• _WHAT THE EXERCISE ASKS_:
Which lines hold the word "this"? Show each of them.

• _INPUT DATA_:
'''

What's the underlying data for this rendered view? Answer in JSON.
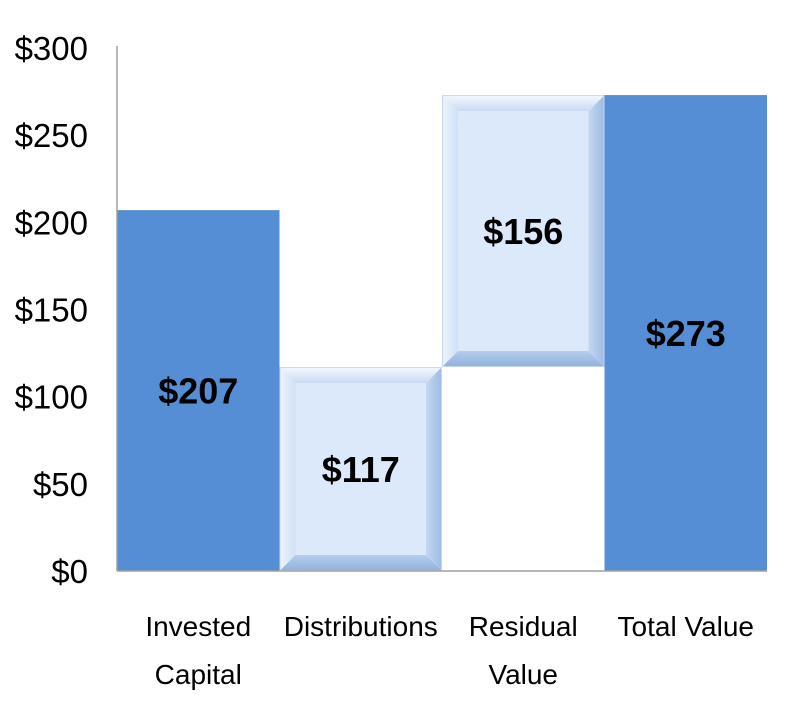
{
  "chart_data": {
    "type": "bar",
    "subtype": "waterfall",
    "title": "",
    "xlabel": "",
    "ylabel": "",
    "ylim": [
      0,
      300
    ],
    "y_ticks": [
      "$0",
      "$50",
      "$100",
      "$150",
      "$200",
      "$250",
      "$300"
    ],
    "grid": false,
    "categories": [
      [
        "Invested",
        "Capital"
      ],
      [
        "Distributions"
      ],
      [
        "Residual",
        "Value"
      ],
      [
        "Total Value"
      ]
    ],
    "bars": [
      {
        "base": 0,
        "value": 207,
        "label": "$207",
        "style": "solid"
      },
      {
        "base": 0,
        "value": 117,
        "label": "$117",
        "style": "bevel"
      },
      {
        "base": 117,
        "value": 156,
        "label": "$156",
        "style": "bevel"
      },
      {
        "base": 0,
        "value": 273,
        "label": "$273",
        "style": "solid"
      }
    ],
    "colors": {
      "solid": "#558ED5",
      "bevel_light": "#DCE9FB",
      "bevel_dark": "#A9C4E8",
      "axis": "#A0A0A0"
    }
  }
}
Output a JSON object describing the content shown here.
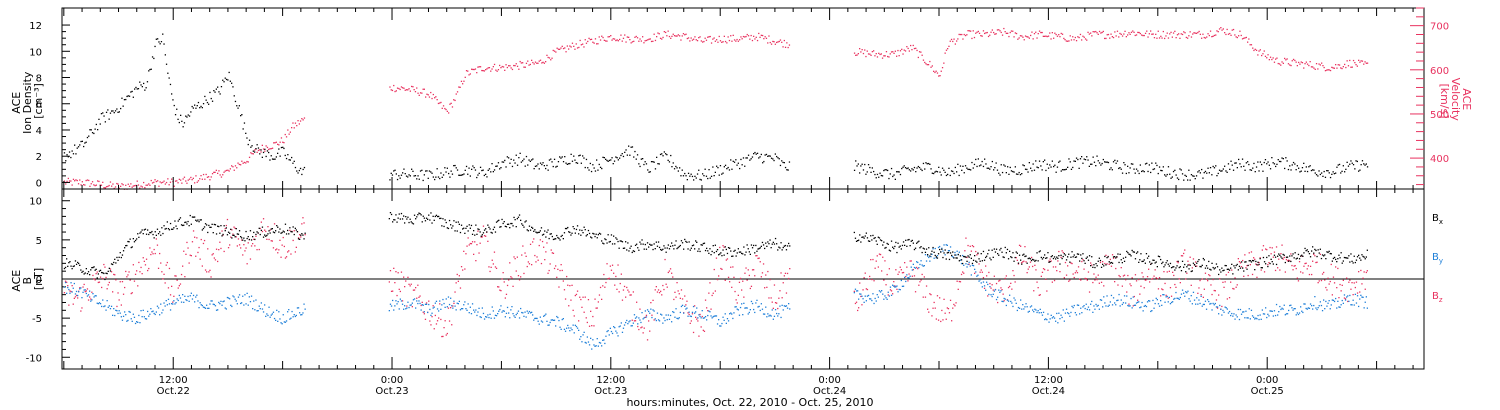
{
  "colors": {
    "density": "#000000",
    "velocity": "#e8325f",
    "bx": "#000000",
    "by": "#1e7fd8",
    "bz": "#e8325f",
    "axis": "#000000"
  },
  "xaxis": {
    "label": "hours:minutes, Oct. 22, 2010 - Oct. 25, 2010",
    "ticks": [
      {
        "t": 12,
        "time": "12:00",
        "date": "Oct.22"
      },
      {
        "t": 24,
        "time": "0:00",
        "date": "Oct.23"
      },
      {
        "t": 36,
        "time": "12:00",
        "date": "Oct.23"
      },
      {
        "t": 48,
        "time": "0:00",
        "date": "Oct.24"
      },
      {
        "t": 60,
        "time": "12:00",
        "date": "Oct.24"
      },
      {
        "t": 72,
        "time": "0:00",
        "date": "Oct.25"
      }
    ]
  },
  "panels": {
    "top": {
      "left_label": [
        "ACE",
        "Ion Density",
        "[cm⁻³]"
      ],
      "right_label": [
        "ACE",
        "Velocity",
        "[km/s]"
      ],
      "left_ticks": [
        "0",
        "2",
        "4",
        "6",
        "8",
        "10",
        "12"
      ],
      "right_ticks": [
        "400",
        "500",
        "600",
        "700"
      ]
    },
    "bottom": {
      "left_label": [
        "ACE",
        "B",
        "[nT]"
      ],
      "left_ticks": [
        "-10",
        "-5",
        "0",
        "5",
        "10"
      ],
      "legend": [
        {
          "key": "bx",
          "base": "B",
          "sub": "x"
        },
        {
          "key": "by",
          "base": "B",
          "sub": "y"
        },
        {
          "key": "bz",
          "base": "B",
          "sub": "z"
        }
      ]
    }
  },
  "chart_data": [
    {
      "type": "scatter",
      "title": "",
      "xlabel": "hours:minutes, Oct. 22, 2010 - Oct. 25, 2010",
      "x_unit": "hours since Oct. 22, 2010 00:00",
      "xlim": [
        5.9,
        80.6
      ],
      "ylabel": "ACE Ion Density [cm⁻³]",
      "ylim": [
        -0.5,
        13.3
      ],
      "y2label": "ACE Velocity [km/s]",
      "y2lim": [
        330,
        740
      ],
      "data_gaps_hours": [
        [
          19.2,
          23.8
        ],
        [
          45.8,
          49.3
        ]
      ],
      "series": [
        {
          "name": "Ion Density",
          "axis": "left",
          "x": [
            6.0,
            7.0,
            8.0,
            8.8,
            9.5,
            10.0,
            10.5,
            11.0,
            11.4,
            11.6,
            11.9,
            12.2,
            12.5,
            13.0,
            13.5,
            14.0,
            14.5,
            15.0,
            15.5,
            16.0,
            16.5,
            17.0,
            17.5,
            18.0,
            18.5,
            19.0,
            24.0,
            25.0,
            26.0,
            27.0,
            28.0,
            29.0,
            30.0,
            31.0,
            32.0,
            33.0,
            34.0,
            35.0,
            36.0,
            37.0,
            38.0,
            39.0,
            40.0,
            41.0,
            42.0,
            43.0,
            44.0,
            45.0,
            45.5,
            49.5,
            50.5,
            51.5,
            52.5,
            53.5,
            54.5,
            55.5,
            56.5,
            57.5,
            58.5,
            59.5,
            60.5,
            61.5,
            62.5,
            63.5,
            64.5,
            65.5,
            66.5,
            67.5,
            68.5,
            69.5,
            70.5,
            71.5,
            72.5,
            73.5,
            74.5,
            75.5,
            76.5,
            77.5
          ],
          "y": [
            2.0,
            2.8,
            4.8,
            5.5,
            6.5,
            7.2,
            7.5,
            10.5,
            11.0,
            9.0,
            6.5,
            5.0,
            4.5,
            5.5,
            6.0,
            6.5,
            7.0,
            8.2,
            6.0,
            3.5,
            2.5,
            2.2,
            2.0,
            2.3,
            1.5,
            0.8,
            0.6,
            0.6,
            0.5,
            0.8,
            1.0,
            0.7,
            1.5,
            1.8,
            1.2,
            1.5,
            2.0,
            1.2,
            1.8,
            2.5,
            1.0,
            2.0,
            0.6,
            0.5,
            1.0,
            1.5,
            2.0,
            1.8,
            1.2,
            1.2,
            0.8,
            0.6,
            1.0,
            1.2,
            0.7,
            1.2,
            1.5,
            0.9,
            1.0,
            1.4,
            1.2,
            1.5,
            1.6,
            1.3,
            1.0,
            1.2,
            0.8,
            0.6,
            0.6,
            1.0,
            1.4,
            1.2,
            1.6,
            1.3,
            0.9,
            0.8,
            1.2,
            1.4
          ]
        },
        {
          "name": "Velocity",
          "axis": "right",
          "x": [
            6.0,
            7.0,
            8.0,
            9.0,
            10.0,
            11.0,
            12.0,
            13.0,
            14.0,
            15.0,
            15.5,
            16.0,
            16.5,
            17.0,
            17.5,
            18.0,
            18.5,
            19.0,
            24.0,
            25.0,
            26.0,
            27.0,
            27.5,
            28.0,
            29.0,
            30.0,
            31.0,
            32.0,
            33.0,
            34.0,
            35.0,
            36.0,
            37.0,
            38.0,
            39.0,
            40.0,
            41.0,
            42.0,
            43.0,
            44.0,
            45.0,
            45.5,
            49.5,
            50.5,
            51.5,
            52.5,
            53.5,
            54.0,
            54.5,
            55.5,
            56.5,
            57.5,
            58.5,
            59.5,
            60.5,
            61.5,
            62.5,
            63.5,
            64.5,
            65.5,
            66.5,
            67.5,
            68.5,
            69.5,
            70.5,
            71.5,
            72.5,
            73.5,
            74.5,
            75.5,
            76.5,
            77.5
          ],
          "y": [
            345,
            345,
            340,
            335,
            340,
            345,
            345,
            350,
            360,
            370,
            385,
            395,
            415,
            425,
            430,
            440,
            470,
            485,
            560,
            555,
            545,
            505,
            540,
            590,
            605,
            605,
            610,
            615,
            640,
            655,
            665,
            675,
            670,
            670,
            680,
            675,
            665,
            670,
            670,
            675,
            665,
            660,
            640,
            635,
            635,
            650,
            610,
            585,
            660,
            680,
            680,
            685,
            675,
            680,
            675,
            670,
            680,
            680,
            685,
            680,
            680,
            680,
            680,
            690,
            680,
            640,
            620,
            615,
            610,
            605,
            615,
            610
          ]
        }
      ]
    },
    {
      "type": "scatter",
      "title": "",
      "xlabel": "hours:minutes, Oct. 22, 2010 - Oct. 25, 2010",
      "x_unit": "hours since Oct. 22, 2010 00:00",
      "xlim": [
        5.9,
        80.6
      ],
      "ylabel": "ACE B [nT]",
      "ylim": [
        -11.5,
        11.5
      ],
      "zero_line": true,
      "data_gaps_hours": [
        [
          19.2,
          23.8
        ],
        [
          45.8,
          49.3
        ]
      ],
      "series": [
        {
          "name": "Bx",
          "x": [
            6.0,
            6.8,
            7.5,
            8.3,
            9.0,
            10.0,
            11.0,
            12.0,
            13.0,
            14.0,
            15.0,
            16.0,
            17.0,
            18.0,
            19.0,
            24.0,
            25.0,
            26.0,
            27.0,
            28.0,
            29.0,
            30.0,
            31.0,
            32.0,
            33.0,
            34.0,
            35.0,
            36.0,
            37.0,
            38.0,
            39.0,
            40.0,
            41.0,
            42.0,
            43.0,
            44.0,
            45.0,
            45.5,
            49.5,
            50.5,
            51.5,
            52.5,
            53.5,
            54.5,
            55.5,
            56.5,
            57.5,
            58.5,
            59.5,
            60.5,
            61.5,
            62.5,
            63.5,
            64.5,
            65.5,
            66.5,
            67.5,
            68.5,
            69.5,
            70.5,
            71.5,
            72.5,
            73.5,
            74.5,
            75.5,
            76.5,
            77.5
          ],
          "y": [
            2.0,
            1.5,
            1.0,
            0.5,
            3.0,
            5.5,
            6.0,
            7.0,
            7.5,
            6.5,
            6.0,
            5.5,
            6.0,
            6.5,
            5.5,
            8.0,
            7.5,
            8.0,
            7.0,
            6.5,
            6.0,
            7.0,
            7.5,
            6.0,
            5.5,
            6.5,
            5.5,
            5.0,
            4.0,
            4.5,
            4.0,
            4.5,
            4.0,
            3.5,
            3.5,
            4.0,
            4.5,
            3.8,
            5.5,
            5.0,
            4.0,
            4.5,
            3.5,
            3.0,
            2.5,
            3.0,
            3.5,
            2.5,
            3.0,
            2.5,
            3.0,
            2.0,
            2.5,
            3.0,
            2.5,
            2.0,
            1.5,
            2.0,
            1.0,
            1.5,
            2.0,
            2.5,
            3.0,
            3.5,
            3.0,
            2.5,
            3.0
          ]
        },
        {
          "name": "By",
          "x": [
            6.0,
            6.8,
            7.5,
            8.3,
            9.0,
            10.0,
            11.0,
            12.0,
            13.0,
            14.0,
            15.0,
            16.0,
            17.0,
            18.0,
            19.0,
            24.0,
            25.0,
            26.0,
            27.0,
            28.0,
            29.0,
            30.0,
            31.0,
            32.0,
            33.0,
            34.0,
            35.0,
            36.0,
            37.0,
            38.0,
            39.0,
            40.0,
            41.0,
            42.0,
            43.0,
            44.0,
            45.0,
            45.5,
            49.5,
            50.5,
            51.5,
            52.5,
            53.5,
            54.5,
            55.5,
            56.5,
            57.5,
            58.5,
            59.5,
            60.5,
            61.5,
            62.5,
            63.5,
            64.5,
            65.5,
            66.5,
            67.5,
            68.5,
            69.5,
            70.5,
            71.5,
            72.5,
            73.5,
            74.5,
            75.5,
            76.5,
            77.5
          ],
          "y": [
            -1.0,
            -1.5,
            -2.5,
            -3.5,
            -4.5,
            -5.0,
            -4.0,
            -3.0,
            -2.5,
            -3.5,
            -3.0,
            -2.5,
            -4.0,
            -5.0,
            -4.0,
            -3.5,
            -3.0,
            -4.0,
            -3.0,
            -3.5,
            -4.5,
            -4.0,
            -4.5,
            -5.0,
            -5.5,
            -6.5,
            -8.5,
            -7.0,
            -5.5,
            -4.5,
            -5.0,
            -4.0,
            -4.5,
            -5.5,
            -4.0,
            -3.5,
            -4.5,
            -4.0,
            -2.0,
            -2.5,
            -1.5,
            1.0,
            3.0,
            4.0,
            2.0,
            -1.0,
            -2.5,
            -3.5,
            -4.5,
            -5.0,
            -4.0,
            -3.5,
            -2.5,
            -3.0,
            -3.5,
            -2.5,
            -2.0,
            -3.0,
            -4.0,
            -4.5,
            -4.5,
            -4.0,
            -4.0,
            -3.0,
            -3.5,
            -2.5,
            -3.0
          ]
        },
        {
          "name": "Bz",
          "x": [
            6.0,
            6.8,
            7.5,
            8.3,
            9.0,
            10.0,
            11.0,
            12.0,
            13.0,
            14.0,
            15.0,
            16.0,
            17.0,
            18.0,
            19.0,
            24.0,
            25.0,
            26.0,
            27.0,
            28.0,
            29.0,
            30.0,
            31.0,
            32.0,
            33.0,
            34.0,
            35.0,
            36.0,
            37.0,
            38.0,
            39.0,
            40.0,
            41.0,
            42.0,
            43.0,
            44.0,
            45.0,
            45.5,
            49.5,
            50.5,
            51.5,
            52.5,
            53.5,
            54.5,
            55.5,
            56.5,
            57.5,
            58.5,
            59.5,
            60.5,
            61.5,
            62.5,
            63.5,
            64.5,
            65.5,
            66.5,
            67.5,
            68.5,
            69.5,
            70.5,
            71.5,
            72.5,
            73.5,
            74.5,
            75.5,
            76.5,
            77.5
          ],
          "y": [
            -2.0,
            -2.5,
            -1.0,
            0.5,
            -2.0,
            1.0,
            4.0,
            -2.0,
            5.0,
            2.0,
            6.0,
            3.0,
            7.0,
            4.0,
            6.0,
            0.0,
            -2.0,
            -4.0,
            -6.0,
            3.0,
            5.0,
            -1.0,
            2.0,
            4.0,
            1.0,
            -3.0,
            -5.0,
            2.0,
            -3.0,
            -6.0,
            1.0,
            -4.0,
            -6.0,
            3.0,
            -2.0,
            2.0,
            -3.0,
            0.0,
            -3.0,
            2.0,
            -1.0,
            1.0,
            -3.0,
            -5.0,
            4.0,
            0.0,
            -2.0,
            3.0,
            -1.0,
            2.0,
            1.0,
            0.0,
            2.0,
            -2.0,
            1.0,
            -1.0,
            2.0,
            -1.0,
            -2.0,
            1.0,
            2.0,
            3.0,
            1.0,
            2.0,
            0.0,
            -1.0,
            1.0
          ]
        }
      ]
    }
  ]
}
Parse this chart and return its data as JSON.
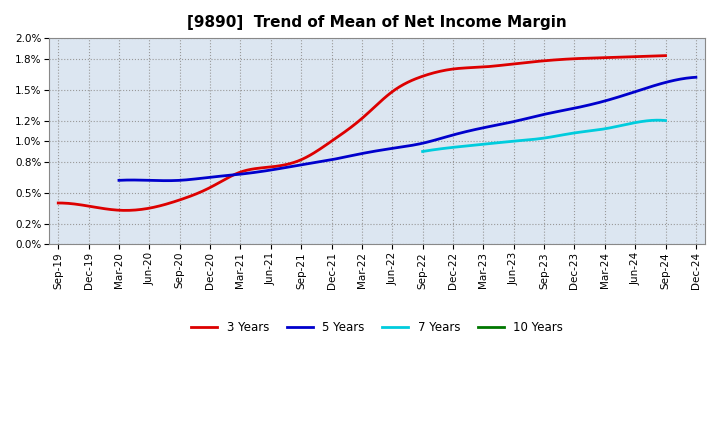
{
  "title": "[9890]  Trend of Mean of Net Income Margin",
  "background_color": "#ffffff",
  "plot_bg_color": "#dce6f1",
  "grid_color": "#999999",
  "ylim": [
    0.0,
    0.02
  ],
  "yticks": [
    0.0,
    0.002,
    0.005,
    0.008,
    0.01,
    0.012,
    0.015,
    0.018,
    0.02
  ],
  "ytick_labels": [
    "0.0%",
    "0.2%",
    "0.5%",
    "0.8%",
    "1.0%",
    "1.2%",
    "1.5%",
    "1.8%",
    "2.0%"
  ],
  "x_labels": [
    "Sep-19",
    "Dec-19",
    "Mar-20",
    "Jun-20",
    "Sep-20",
    "Dec-20",
    "Mar-21",
    "Jun-21",
    "Sep-21",
    "Dec-21",
    "Mar-22",
    "Jun-22",
    "Sep-22",
    "Dec-22",
    "Mar-23",
    "Jun-23",
    "Sep-23",
    "Dec-23",
    "Mar-24",
    "Jun-24",
    "Sep-24",
    "Dec-24"
  ],
  "series": {
    "3 Years": {
      "color": "#dd0000",
      "data": [
        0.004,
        0.0037,
        0.0033,
        0.0035,
        0.0043,
        0.0055,
        0.007,
        0.0075,
        0.0082,
        0.01,
        0.0122,
        0.0148,
        0.0163,
        0.017,
        0.0172,
        0.0175,
        0.0178,
        0.018,
        0.0181,
        0.0182,
        0.0183,
        null
      ]
    },
    "5 Years": {
      "color": "#0000cc",
      "data": [
        null,
        null,
        0.0062,
        0.0062,
        0.0062,
        0.0065,
        0.0068,
        0.0072,
        0.0077,
        0.0082,
        0.0088,
        0.0093,
        0.0098,
        0.0106,
        0.0113,
        0.0119,
        0.0126,
        0.0132,
        0.0139,
        0.0148,
        0.0157,
        0.0162
      ]
    },
    "7 Years": {
      "color": "#00ccdd",
      "data": [
        null,
        null,
        null,
        null,
        null,
        null,
        null,
        null,
        null,
        null,
        null,
        null,
        0.009,
        0.0094,
        0.0097,
        0.01,
        0.0103,
        0.0108,
        0.0112,
        0.0118,
        0.012,
        null
      ]
    },
    "10 Years": {
      "color": "#007700",
      "data": [
        null,
        null,
        null,
        null,
        null,
        null,
        null,
        null,
        null,
        null,
        null,
        null,
        null,
        null,
        null,
        null,
        null,
        null,
        null,
        null,
        null,
        null
      ]
    }
  },
  "legend_order": [
    "3 Years",
    "5 Years",
    "7 Years",
    "10 Years"
  ],
  "title_fontsize": 11,
  "axis_fontsize": 7.5,
  "legend_fontsize": 8.5
}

'''

• _THE RESPONSE_:
What's the underlying data for this rendered view? Answer in JSON.
Parse this chart and return its data as JSON.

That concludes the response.